** Start of RECORDS PROVIDED **

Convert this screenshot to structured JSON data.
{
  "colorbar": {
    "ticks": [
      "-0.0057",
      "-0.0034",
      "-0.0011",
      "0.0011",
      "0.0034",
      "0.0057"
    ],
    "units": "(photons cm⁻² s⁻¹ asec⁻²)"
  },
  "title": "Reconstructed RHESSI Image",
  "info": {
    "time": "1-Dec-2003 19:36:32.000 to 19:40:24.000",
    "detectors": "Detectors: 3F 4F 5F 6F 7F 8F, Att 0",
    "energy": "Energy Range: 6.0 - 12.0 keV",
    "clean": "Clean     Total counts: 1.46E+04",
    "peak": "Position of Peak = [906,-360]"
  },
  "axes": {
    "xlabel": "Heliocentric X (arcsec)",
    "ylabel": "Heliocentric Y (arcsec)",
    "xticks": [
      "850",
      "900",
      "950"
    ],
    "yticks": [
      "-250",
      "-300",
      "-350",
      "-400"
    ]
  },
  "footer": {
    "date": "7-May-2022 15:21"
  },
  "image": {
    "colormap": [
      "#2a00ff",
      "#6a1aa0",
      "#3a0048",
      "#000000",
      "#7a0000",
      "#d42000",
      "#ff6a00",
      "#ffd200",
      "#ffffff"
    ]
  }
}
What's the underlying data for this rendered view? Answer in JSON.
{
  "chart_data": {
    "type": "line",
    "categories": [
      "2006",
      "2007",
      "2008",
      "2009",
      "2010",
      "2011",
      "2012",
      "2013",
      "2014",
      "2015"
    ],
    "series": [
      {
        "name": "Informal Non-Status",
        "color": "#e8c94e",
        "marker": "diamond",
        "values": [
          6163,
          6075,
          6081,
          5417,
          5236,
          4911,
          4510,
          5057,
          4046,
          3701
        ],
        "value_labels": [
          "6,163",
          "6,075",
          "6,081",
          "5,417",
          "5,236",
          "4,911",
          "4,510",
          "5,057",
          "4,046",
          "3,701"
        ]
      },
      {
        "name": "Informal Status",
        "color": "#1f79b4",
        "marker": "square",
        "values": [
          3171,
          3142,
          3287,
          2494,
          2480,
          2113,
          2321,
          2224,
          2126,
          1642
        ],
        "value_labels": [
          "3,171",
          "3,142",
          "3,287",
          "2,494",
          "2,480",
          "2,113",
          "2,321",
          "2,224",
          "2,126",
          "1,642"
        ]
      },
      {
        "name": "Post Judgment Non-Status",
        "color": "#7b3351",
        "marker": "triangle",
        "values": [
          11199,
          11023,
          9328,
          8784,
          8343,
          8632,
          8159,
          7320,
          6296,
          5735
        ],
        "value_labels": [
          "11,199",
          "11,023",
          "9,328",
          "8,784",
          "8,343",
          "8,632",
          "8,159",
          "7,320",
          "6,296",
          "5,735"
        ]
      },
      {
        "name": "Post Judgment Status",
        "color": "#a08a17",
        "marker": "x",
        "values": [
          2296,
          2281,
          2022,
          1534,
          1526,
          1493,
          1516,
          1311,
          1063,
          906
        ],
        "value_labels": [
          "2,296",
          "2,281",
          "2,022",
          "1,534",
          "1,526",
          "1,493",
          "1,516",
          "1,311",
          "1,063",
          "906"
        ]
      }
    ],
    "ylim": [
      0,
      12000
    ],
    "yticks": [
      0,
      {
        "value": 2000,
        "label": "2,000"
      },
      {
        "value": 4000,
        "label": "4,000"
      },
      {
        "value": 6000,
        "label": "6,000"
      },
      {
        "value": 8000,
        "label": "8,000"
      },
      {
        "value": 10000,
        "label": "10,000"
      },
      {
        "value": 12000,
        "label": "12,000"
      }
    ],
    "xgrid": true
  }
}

** End of RECORDS PROVIDED **

All of the data shown above must be copied exactly.

EXPECTED ANSWER:
Convert this screenshot to structured JSON data.
{
  "colorbar": {
    "ticks": [
      "-0.0057",
      "-0.0034",
      "-0.0011",
      "0.0011",
      "0.0034",
      "0.0057"
    ],
    "units": "(photons cm⁻² s⁻¹ asec⁻²)"
  },
  "title": "Reconstructed RHESSI Image",
  "info": {
    "time": "1-Dec-2003 19:36:32.000 to 19:40:24.000",
    "detectors": "Detectors: 3F 4F 5F 6F 7F 8F, Att 0",
    "energy": "Energy Range: 6.0 - 12.0 keV",
    "clean": "Clean     Total counts: 1.46E+04",
    "peak": "Position of Peak = [906,-360]"
  },
  "axes": {
    "xlabel": "Heliocentric X (arcsec)",
    "ylabel": "Heliocentric Y (arcsec)",
    "xticks": [
      "850",
      "900",
      "950"
    ],
    "yticks": [
      "-250",
      "-300",
      "-350",
      "-400"
    ]
  },
  "footer": {
    "date": "7-May-2022 15:21"
  },
  "image": {
    "colormap": [
      "#2a00ff",
      "#6a1aa0",
      "#3a0048",
      "#000000",
      "#7a0000",
      "#d42000",
      "#ff6a00",
      "#ffd200",
      "#ffffff"
    ]
  }
}
What's the underlying data for this rendered view? Answer in JSON.
{
  "chart_data": {
    "type": "line",
    "categories": [
      "2006",
      "2007",
      "2008",
      "2009",
      "2010",
      "2011",
      "2012",
      "2013",
      "2014",
      "2015"
    ],
    "series": [
      {
        "name": "Informal Non-Status",
        "color": "#e8c94e",
        "marker": "diamond",
        "values": [
          6163,
          6075,
          6081,
          5417,
          5236,
          4911,
          4510,
          5057,
          4046,
          3701
        ],
        "value_labels": [
          "6,163",
          "6,075",
          "6,081",
          "5,417",
          "5,236",
          "4,911",
          "4,510",
          "5,057",
          "4,046",
          "3,701"
        ]
      },
      {
        "name": "Informal Status",
        "color": "#1f79b4",
        "marker": "square",
        "values": [
          3171,
          3142,
          3287,
          2494,
          2480,
          2113,
          2321,
          2224,
          2126,
          1642
        ],
        "value_labels": [
          "3,171",
          "3,142",
          "3,287",
          "2,494",
          "2,480",
          "2,113",
          "2,321",
          "2,224",
          "2,126",
          "1,642"
        ]
      },
      {
        "name": "Post Judgment Non-Status",
        "color": "#7b3351",
        "marker": "triangle",
        "values": [
          11199,
          11023,
          9328,
          8784,
          8343,
          8632,
          8159,
          7320,
          6296,
          5735
        ],
        "value_labels": [
          "11,199",
          "11,023",
          "9,328",
          "8,784",
          "8,343",
          "8,632",
          "8,159",
          "7,320",
          "6,296",
          "5,735"
        ]
      },
      {
        "name": "Post Judgment Status",
        "color": "#a08a17",
        "marker": "x",
        "values": [
          2296,
          2281,
          2022,
          1534,
          1526,
          1493,
          1516,
          1311,
          1063,
          906
        ],
        "value_labels": [
          "2,296",
          "2,281",
          "2,022",
          "1,534",
          "1,526",
          "1,493",
          "1,516",
          "1,311",
          "1,063",
          "906"
        ]
      }
    ],
    "ylim": [
      0,
      12000
    ],
    "yticks": [
      0,
      {
        "value": 2000,
        "label": "2,000"
      },
      {
        "value": 4000,
        "label": "4,000"
      },
      {
        "value": 6000,
        "label": "6,000"
      },
      {
        "value": 8000,
        "label": "8,000"
      },
      {
        "value": 10000,
        "label": "10,000"
      },
      {
        "value": 12000,
        "label": "12,000"
      }
    ],
    "xgrid": true
  }
}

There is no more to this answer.